[Stored items]

■ ■ ■

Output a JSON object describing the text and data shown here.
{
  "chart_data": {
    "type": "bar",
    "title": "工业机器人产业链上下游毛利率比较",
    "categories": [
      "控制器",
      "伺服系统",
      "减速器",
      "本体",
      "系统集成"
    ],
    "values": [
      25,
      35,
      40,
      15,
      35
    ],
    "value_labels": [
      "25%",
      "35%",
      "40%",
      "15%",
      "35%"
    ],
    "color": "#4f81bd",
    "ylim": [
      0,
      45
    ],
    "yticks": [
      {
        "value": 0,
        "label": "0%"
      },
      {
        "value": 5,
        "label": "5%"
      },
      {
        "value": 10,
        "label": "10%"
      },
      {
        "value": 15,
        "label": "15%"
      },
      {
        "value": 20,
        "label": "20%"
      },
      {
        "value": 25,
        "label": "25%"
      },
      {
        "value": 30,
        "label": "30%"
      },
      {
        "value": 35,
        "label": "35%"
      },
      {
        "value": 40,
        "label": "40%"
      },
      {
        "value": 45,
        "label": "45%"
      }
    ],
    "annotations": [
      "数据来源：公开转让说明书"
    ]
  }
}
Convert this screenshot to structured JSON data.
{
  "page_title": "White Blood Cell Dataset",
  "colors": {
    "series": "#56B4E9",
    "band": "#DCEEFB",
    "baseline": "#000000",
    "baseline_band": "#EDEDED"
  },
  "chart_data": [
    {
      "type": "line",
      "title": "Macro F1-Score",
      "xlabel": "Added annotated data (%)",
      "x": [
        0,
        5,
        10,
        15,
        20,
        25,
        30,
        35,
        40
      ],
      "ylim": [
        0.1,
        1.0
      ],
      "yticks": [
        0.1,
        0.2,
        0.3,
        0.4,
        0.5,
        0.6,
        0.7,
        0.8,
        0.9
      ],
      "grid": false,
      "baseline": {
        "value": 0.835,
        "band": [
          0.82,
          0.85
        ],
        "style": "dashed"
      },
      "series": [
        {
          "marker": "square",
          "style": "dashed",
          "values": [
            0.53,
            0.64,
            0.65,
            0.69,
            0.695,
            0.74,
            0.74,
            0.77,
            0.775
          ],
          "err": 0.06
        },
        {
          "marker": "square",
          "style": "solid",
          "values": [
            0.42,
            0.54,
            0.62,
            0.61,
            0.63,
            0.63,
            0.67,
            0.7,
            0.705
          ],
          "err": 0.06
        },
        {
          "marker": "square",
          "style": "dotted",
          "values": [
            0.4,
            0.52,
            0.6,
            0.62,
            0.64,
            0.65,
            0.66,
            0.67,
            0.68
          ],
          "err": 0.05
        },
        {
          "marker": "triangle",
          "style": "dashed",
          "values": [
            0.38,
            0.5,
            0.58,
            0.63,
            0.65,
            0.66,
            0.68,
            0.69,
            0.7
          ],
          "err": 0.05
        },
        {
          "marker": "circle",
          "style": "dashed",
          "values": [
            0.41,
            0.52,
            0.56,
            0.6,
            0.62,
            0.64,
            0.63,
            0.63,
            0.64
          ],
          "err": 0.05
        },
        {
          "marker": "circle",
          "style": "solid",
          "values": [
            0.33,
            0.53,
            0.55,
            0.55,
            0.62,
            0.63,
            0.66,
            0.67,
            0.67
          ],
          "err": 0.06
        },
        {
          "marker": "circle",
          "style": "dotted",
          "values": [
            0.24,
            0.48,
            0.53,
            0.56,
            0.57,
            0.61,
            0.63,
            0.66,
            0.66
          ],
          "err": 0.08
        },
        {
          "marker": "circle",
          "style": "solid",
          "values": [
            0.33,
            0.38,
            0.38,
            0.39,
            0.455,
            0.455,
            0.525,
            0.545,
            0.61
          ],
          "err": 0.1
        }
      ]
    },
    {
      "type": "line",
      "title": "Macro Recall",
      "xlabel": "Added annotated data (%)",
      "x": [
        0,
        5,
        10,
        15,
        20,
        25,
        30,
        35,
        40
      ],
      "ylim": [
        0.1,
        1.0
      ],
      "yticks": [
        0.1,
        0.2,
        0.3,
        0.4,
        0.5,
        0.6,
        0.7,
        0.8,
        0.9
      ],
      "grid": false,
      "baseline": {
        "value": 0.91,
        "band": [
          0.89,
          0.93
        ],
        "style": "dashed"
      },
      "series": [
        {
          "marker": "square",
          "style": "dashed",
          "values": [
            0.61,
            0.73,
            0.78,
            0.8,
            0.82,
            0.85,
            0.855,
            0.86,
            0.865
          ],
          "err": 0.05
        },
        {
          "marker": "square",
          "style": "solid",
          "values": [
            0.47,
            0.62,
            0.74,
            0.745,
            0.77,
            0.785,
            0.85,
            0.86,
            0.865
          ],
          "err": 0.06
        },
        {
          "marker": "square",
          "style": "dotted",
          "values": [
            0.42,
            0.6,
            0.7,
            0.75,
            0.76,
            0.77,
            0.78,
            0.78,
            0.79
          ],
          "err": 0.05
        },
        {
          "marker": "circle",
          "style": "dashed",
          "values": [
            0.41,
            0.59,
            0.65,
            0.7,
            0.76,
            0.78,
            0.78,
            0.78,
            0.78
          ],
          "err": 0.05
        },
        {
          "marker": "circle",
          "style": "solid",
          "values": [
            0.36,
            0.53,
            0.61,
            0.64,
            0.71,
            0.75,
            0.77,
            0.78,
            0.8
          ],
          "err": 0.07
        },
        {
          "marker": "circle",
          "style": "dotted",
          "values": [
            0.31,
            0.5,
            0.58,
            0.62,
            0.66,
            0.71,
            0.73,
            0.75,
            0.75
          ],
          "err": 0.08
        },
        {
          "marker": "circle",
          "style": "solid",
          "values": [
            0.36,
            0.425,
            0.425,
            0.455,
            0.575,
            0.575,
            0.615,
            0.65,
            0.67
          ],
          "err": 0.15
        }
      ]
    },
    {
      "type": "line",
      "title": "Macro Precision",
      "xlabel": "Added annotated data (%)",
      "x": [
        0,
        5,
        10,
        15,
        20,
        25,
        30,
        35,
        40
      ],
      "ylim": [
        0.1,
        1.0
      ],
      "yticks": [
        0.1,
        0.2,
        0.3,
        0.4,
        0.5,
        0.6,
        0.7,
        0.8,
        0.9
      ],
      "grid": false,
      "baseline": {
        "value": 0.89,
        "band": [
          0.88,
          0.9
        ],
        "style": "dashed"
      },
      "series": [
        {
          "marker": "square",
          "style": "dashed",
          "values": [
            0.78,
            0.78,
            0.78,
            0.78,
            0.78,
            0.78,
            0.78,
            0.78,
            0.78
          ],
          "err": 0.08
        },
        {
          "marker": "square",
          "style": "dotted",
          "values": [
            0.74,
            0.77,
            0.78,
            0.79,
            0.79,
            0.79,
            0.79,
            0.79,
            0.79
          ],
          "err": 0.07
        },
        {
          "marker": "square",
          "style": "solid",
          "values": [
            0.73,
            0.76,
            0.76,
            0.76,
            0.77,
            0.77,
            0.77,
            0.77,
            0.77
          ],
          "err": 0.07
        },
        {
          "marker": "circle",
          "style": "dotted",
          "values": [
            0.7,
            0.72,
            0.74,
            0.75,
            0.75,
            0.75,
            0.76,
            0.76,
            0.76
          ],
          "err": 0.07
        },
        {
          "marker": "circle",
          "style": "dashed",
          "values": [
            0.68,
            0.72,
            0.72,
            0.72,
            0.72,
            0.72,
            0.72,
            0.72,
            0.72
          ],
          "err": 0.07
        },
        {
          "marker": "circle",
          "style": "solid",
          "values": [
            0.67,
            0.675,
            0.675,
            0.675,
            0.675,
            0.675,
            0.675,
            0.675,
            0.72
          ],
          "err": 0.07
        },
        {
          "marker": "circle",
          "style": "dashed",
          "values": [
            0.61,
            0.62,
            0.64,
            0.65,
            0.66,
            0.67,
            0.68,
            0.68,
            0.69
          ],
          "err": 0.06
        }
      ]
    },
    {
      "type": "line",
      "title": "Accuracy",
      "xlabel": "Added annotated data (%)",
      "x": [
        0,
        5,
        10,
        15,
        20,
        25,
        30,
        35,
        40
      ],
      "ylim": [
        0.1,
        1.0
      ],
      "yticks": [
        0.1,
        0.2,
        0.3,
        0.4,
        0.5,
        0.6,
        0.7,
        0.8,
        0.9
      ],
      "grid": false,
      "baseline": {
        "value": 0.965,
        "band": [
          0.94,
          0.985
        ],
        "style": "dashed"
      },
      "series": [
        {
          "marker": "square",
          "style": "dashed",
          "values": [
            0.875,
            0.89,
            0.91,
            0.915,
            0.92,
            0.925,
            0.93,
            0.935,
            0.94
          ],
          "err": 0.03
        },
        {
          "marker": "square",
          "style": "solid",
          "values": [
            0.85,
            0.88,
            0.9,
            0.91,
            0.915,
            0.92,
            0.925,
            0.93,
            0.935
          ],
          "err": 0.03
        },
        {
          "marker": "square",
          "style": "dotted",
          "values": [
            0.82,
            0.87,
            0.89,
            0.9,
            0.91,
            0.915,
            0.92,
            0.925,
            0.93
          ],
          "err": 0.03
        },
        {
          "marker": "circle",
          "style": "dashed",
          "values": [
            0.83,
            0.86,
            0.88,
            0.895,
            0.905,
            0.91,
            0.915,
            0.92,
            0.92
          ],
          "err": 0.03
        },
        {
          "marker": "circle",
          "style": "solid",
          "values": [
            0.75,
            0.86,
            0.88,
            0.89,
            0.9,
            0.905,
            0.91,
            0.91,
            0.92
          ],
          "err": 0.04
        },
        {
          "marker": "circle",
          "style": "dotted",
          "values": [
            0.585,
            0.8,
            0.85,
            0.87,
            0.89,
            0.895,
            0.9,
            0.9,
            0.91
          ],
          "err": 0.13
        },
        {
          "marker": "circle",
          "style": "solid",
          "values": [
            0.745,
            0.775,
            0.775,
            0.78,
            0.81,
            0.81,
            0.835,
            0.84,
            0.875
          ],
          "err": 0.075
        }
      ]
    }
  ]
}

■ ■ ■

Find each line holding the string "Macro" and copy it out.

## Solution:
      "title": "Macro F1-Score",
      "title": "Macro Recall",
      "title": "Macro Precision",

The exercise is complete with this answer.